Task directions
Gather the lines below that include the string "Frequency", copying each in full.

Records about charts and figures:
--- Start ---

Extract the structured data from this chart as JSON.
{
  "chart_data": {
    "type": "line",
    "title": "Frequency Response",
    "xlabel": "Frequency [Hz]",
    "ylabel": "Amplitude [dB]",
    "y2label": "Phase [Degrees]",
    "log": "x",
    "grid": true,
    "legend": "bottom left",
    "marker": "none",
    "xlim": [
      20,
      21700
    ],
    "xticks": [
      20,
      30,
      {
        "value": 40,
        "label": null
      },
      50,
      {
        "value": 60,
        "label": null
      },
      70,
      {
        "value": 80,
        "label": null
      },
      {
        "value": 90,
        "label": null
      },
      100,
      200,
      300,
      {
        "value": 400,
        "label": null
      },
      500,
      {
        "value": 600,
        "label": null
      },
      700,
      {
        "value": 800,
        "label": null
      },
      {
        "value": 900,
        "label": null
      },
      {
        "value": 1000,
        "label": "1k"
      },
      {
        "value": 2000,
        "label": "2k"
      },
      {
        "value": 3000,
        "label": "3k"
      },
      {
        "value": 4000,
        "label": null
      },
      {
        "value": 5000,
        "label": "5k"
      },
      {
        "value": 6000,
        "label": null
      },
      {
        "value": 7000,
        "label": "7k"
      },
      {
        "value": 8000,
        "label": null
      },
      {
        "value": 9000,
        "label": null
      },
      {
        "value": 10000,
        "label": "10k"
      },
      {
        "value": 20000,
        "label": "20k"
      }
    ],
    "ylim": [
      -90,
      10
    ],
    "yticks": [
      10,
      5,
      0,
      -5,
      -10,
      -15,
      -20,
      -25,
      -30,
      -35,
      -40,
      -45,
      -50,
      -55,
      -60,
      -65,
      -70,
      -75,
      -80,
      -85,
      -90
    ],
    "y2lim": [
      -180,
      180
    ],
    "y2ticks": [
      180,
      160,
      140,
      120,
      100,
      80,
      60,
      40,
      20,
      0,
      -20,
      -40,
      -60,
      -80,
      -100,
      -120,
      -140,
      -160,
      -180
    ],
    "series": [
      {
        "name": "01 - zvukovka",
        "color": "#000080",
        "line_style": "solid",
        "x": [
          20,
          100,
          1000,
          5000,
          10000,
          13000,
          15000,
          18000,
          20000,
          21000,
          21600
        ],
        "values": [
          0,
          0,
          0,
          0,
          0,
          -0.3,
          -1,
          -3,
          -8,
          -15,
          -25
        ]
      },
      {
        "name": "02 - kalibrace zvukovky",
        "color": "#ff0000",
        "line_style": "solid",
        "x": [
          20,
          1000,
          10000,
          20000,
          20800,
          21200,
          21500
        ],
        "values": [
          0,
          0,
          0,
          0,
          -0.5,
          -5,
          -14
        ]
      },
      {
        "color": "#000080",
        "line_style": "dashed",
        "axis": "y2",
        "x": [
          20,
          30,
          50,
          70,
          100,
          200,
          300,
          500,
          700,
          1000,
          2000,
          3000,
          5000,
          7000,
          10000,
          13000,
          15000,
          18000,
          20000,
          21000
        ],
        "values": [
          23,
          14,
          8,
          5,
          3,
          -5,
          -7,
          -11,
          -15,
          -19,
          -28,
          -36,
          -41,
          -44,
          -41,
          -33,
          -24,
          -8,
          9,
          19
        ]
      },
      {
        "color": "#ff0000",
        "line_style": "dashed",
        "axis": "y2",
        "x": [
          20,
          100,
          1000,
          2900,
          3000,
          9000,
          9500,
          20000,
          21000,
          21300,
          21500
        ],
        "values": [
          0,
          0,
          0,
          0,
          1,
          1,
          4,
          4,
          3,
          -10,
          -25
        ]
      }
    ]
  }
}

--- End ---

Answer to this exercise
    "title": "Frequency Response",
    "xlabel": "Frequency [Hz]",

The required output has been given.